**TASK OBJECTIVE**
Quote the entries word for word. Omit the pictures.

Excerpt from a dataset

^^^^^^^^^^^^^^^^

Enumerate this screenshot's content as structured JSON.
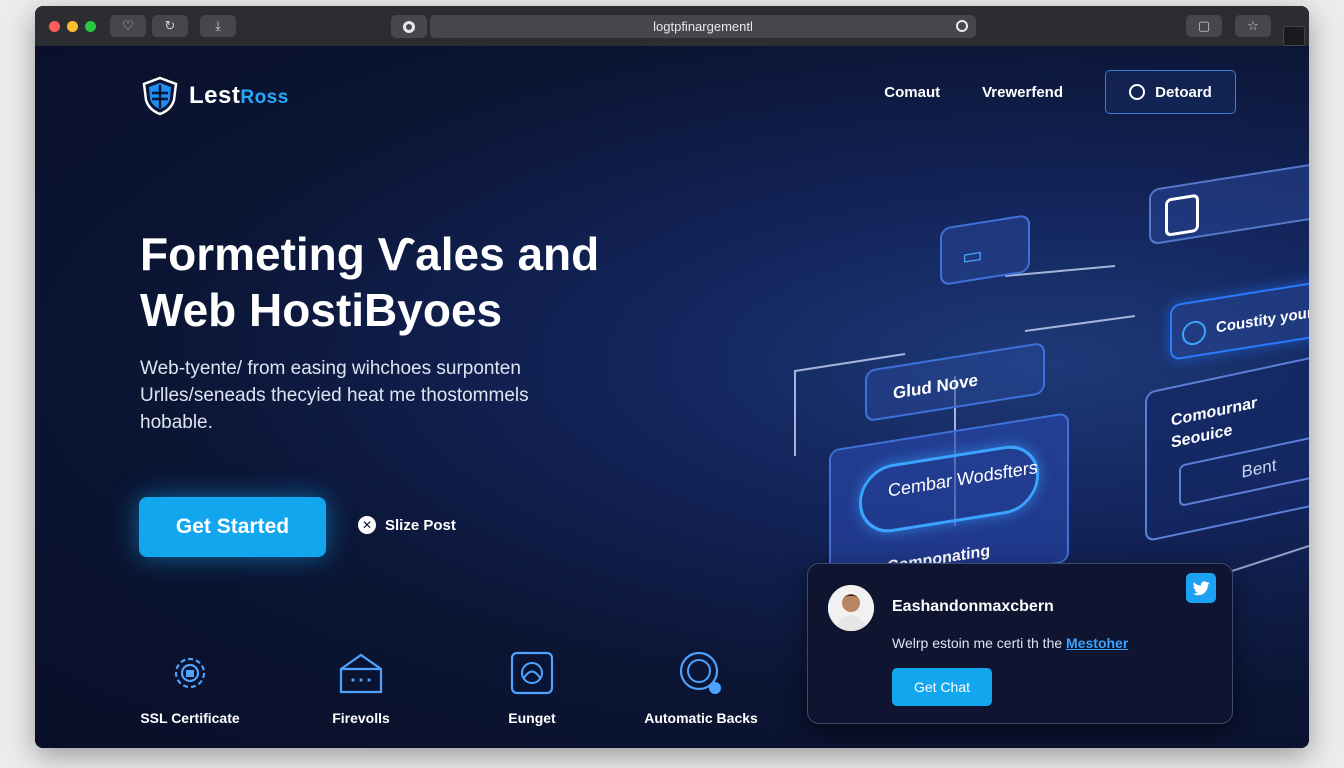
{
  "browser": {
    "url": "logtpfinargementl"
  },
  "brand": {
    "name": "Lest",
    "name_accent": "Ross"
  },
  "nav": {
    "link1": "Comaut",
    "link2": "Vrewerfend",
    "dashboard": "Detoard"
  },
  "hero": {
    "title_line1": "Formeting Ѵales and",
    "title_line2": "Web HostiByoes",
    "subtitle_line1": "Web-tyente/ from easing wihchoes surponten",
    "subtitle_line2": "Urlles/seneads thecyied heat me thostommels",
    "subtitle_line3": "hobable.",
    "cta": "Get Started",
    "secondary": "Slize Post"
  },
  "features": [
    {
      "label": "SSL Certificate",
      "icon": "ssl-gear-icon"
    },
    {
      "label": "Firevolls",
      "icon": "firewall-icon"
    },
    {
      "label": "Eunget",
      "icon": "budget-icon"
    },
    {
      "label": "Automatic Backs",
      "icon": "backup-icon"
    }
  ],
  "illustration": {
    "card_top_right": "Coustity youm Be",
    "card_cloud": "Glud Nove",
    "card_center": "Cembar Wodsfters",
    "card_right_title": "Comournar Seouice",
    "card_right_button": "Bent",
    "card_bottom": "Componating"
  },
  "chat": {
    "name": "Eashandonmaxcbern",
    "message": "Welrp estoin me certi th the ",
    "message_link": "Mestoher",
    "button": "Get Chat"
  },
  "colors": {
    "accent": "#12a6ef",
    "background": "#0b1534",
    "link": "#3aa4ff"
  }
}
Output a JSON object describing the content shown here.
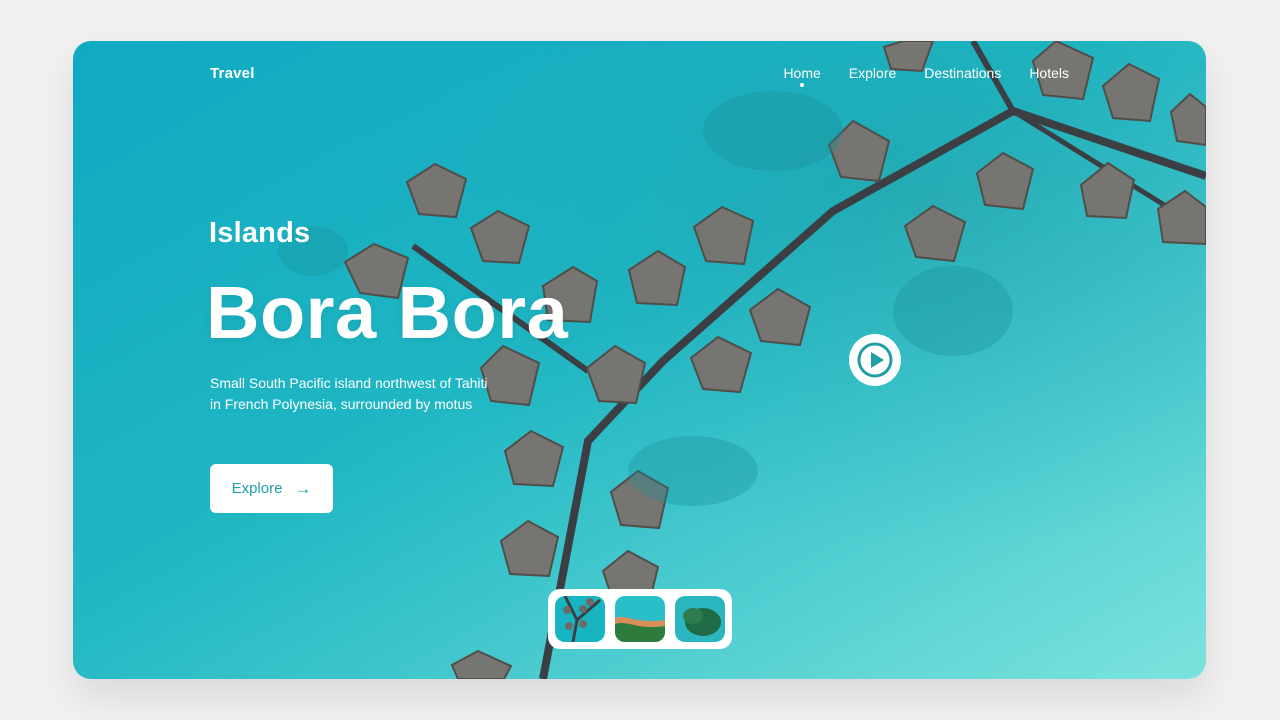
{
  "brand": "Travel",
  "nav": [
    {
      "label": "Home",
      "active": true
    },
    {
      "label": "Explore",
      "active": false
    },
    {
      "label": "Destinations",
      "active": false
    },
    {
      "label": "Hotels",
      "active": false
    }
  ],
  "hero": {
    "kicker": "Islands",
    "title": "Bora Bora",
    "description": "Small South Pacific island northwest of Tahiti in French Polynesia, surrounded by motus",
    "cta_label": "Explore",
    "cta_icon": "arrow-right-icon"
  },
  "video": {
    "icon": "play-icon"
  },
  "gallery": {
    "thumbnails": [
      "overwater-villas",
      "beach-island",
      "forest-island"
    ]
  },
  "colors": {
    "accent": "#1f9ea5",
    "water": "#26b8c6",
    "white": "#ffffff"
  }
}
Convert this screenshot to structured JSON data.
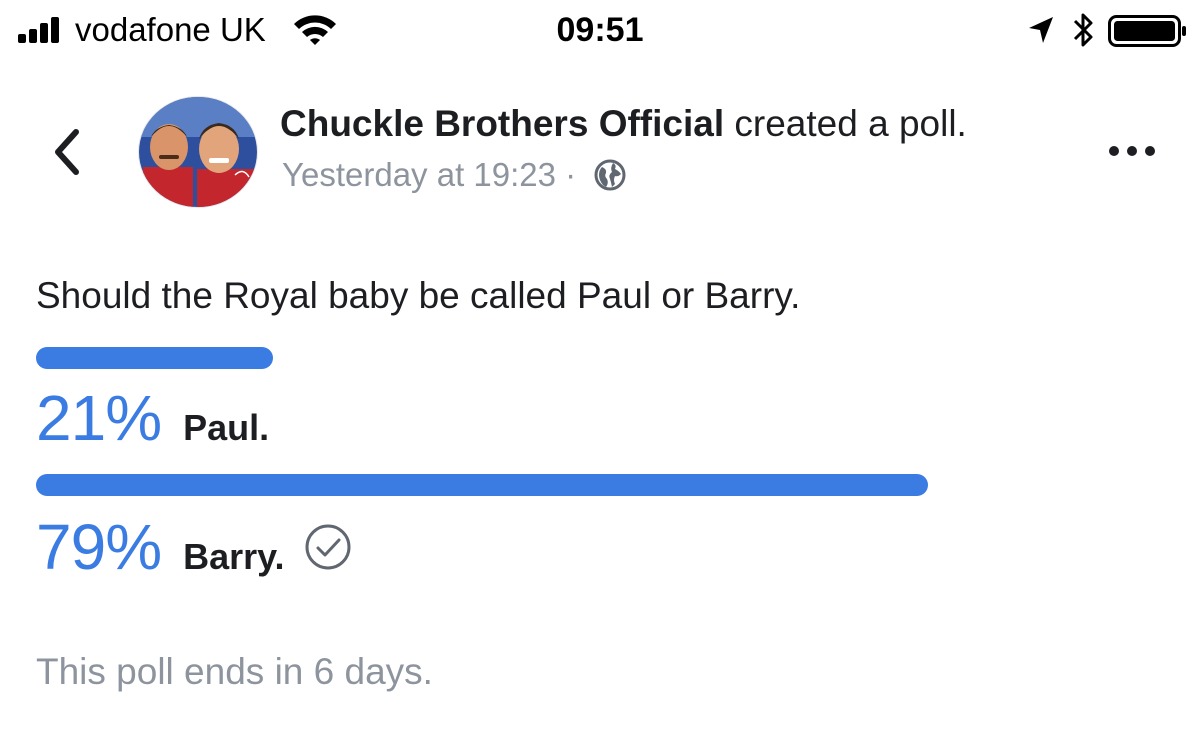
{
  "status_bar": {
    "carrier": "vodafone UK",
    "time": "09:51",
    "icons": [
      "signal-icon",
      "wifi-icon",
      "location-arrow-icon",
      "bluetooth-icon",
      "battery-icon"
    ]
  },
  "header": {
    "author": "Chuckle Brothers Official",
    "action": " created a poll.",
    "timestamp": "Yesterday at 19:23",
    "separator": " · ",
    "audience_icon": "globe-icon"
  },
  "poll": {
    "question": "Should the Royal baby be called Paul or Barry.",
    "options": [
      {
        "percent_label": "21%",
        "percent": 21,
        "label": "Paul.",
        "selected": false
      },
      {
        "percent_label": "79%",
        "percent": 79,
        "label": "Barry.",
        "selected": true
      }
    ],
    "footer": "This poll ends in 6 days."
  },
  "colors": {
    "accent": "#3b7ce3",
    "muted_text": "#8d949e",
    "text": "#1c1e21"
  }
}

^^^^^^^^^^^^^^^^

**TASK ANSWER**
Enumerate this screenshot's content as structured JSON.
{
  "browser": {
    "url": "logtpfinargementl"
  },
  "brand": {
    "name": "Lest",
    "name_accent": "Ross"
  },
  "nav": {
    "link1": "Comaut",
    "link2": "Vrewerfend",
    "dashboard": "Detoard"
  },
  "hero": {
    "title_line1": "Formeting Ѵales and",
    "title_line2": "Web HostiByoes",
    "subtitle_line1": "Web-tyente/ from easing wihchoes surponten",
    "subtitle_line2": "Urlles/seneads thecyied heat me thostommels",
    "subtitle_line3": "hobable.",
    "cta": "Get Started",
    "secondary": "Slize Post"
  },
  "features": [
    {
      "label": "SSL Certificate",
      "icon": "ssl-gear-icon"
    },
    {
      "label": "Firevolls",
      "icon": "firewall-icon"
    },
    {
      "label": "Eunget",
      "icon": "budget-icon"
    },
    {
      "label": "Automatic Backs",
      "icon": "backup-icon"
    }
  ],
  "illustration": {
    "card_top_right": "Coustity youm Be",
    "card_cloud": "Glud Nove",
    "card_center": "Cembar Wodsfters",
    "card_right_title": "Comournar Seouice",
    "card_right_button": "Bent",
    "card_bottom": "Componating"
  },
  "chat": {
    "name": "Eashandonmaxcbern",
    "message": "Welrp estoin me certi th the ",
    "message_link": "Mestoher",
    "button": "Get Chat"
  },
  "colors": {
    "accent": "#12a6ef",
    "background": "#0b1534",
    "link": "#3aa4ff"
  }
}
Output a JSON object describing the content shown here.
{
  "brand": "Travel",
  "nav": [
    {
      "label": "Home",
      "active": true
    },
    {
      "label": "Explore",
      "active": false
    },
    {
      "label": "Destinations",
      "active": false
    },
    {
      "label": "Hotels",
      "active": false
    }
  ],
  "hero": {
    "kicker": "Islands",
    "title": "Bora Bora",
    "description": "Small South Pacific island northwest of Tahiti in French Polynesia, surrounded by motus",
    "cta_label": "Explore",
    "cta_icon": "arrow-right-icon"
  },
  "video": {
    "icon": "play-icon"
  },
  "gallery": {
    "thumbnails": [
      "overwater-villas",
      "beach-island",
      "forest-island"
    ]
  },
  "colors": {
    "accent": "#1f9ea5",
    "water": "#26b8c6",
    "white": "#ffffff"
  }
}
Convert this screenshot to structured JSON data.
{
  "status_bar": {
    "carrier": "vodafone UK",
    "time": "09:51",
    "icons": [
      "signal-icon",
      "wifi-icon",
      "location-arrow-icon",
      "bluetooth-icon",
      "battery-icon"
    ]
  },
  "header": {
    "author": "Chuckle Brothers Official",
    "action": " created a poll.",
    "timestamp": "Yesterday at 19:23",
    "separator": " · ",
    "audience_icon": "globe-icon"
  },
  "poll": {
    "question": "Should the Royal baby be called Paul or Barry.",
    "options": [
      {
        "percent_label": "21%",
        "percent": 21,
        "label": "Paul.",
        "selected": false
      },
      {
        "percent_label": "79%",
        "percent": 79,
        "label": "Barry.",
        "selected": true
      }
    ],
    "footer": "This poll ends in 6 days."
  },
  "colors": {
    "accent": "#3b7ce3",
    "muted_text": "#8d949e",
    "text": "#1c1e21"
  }
}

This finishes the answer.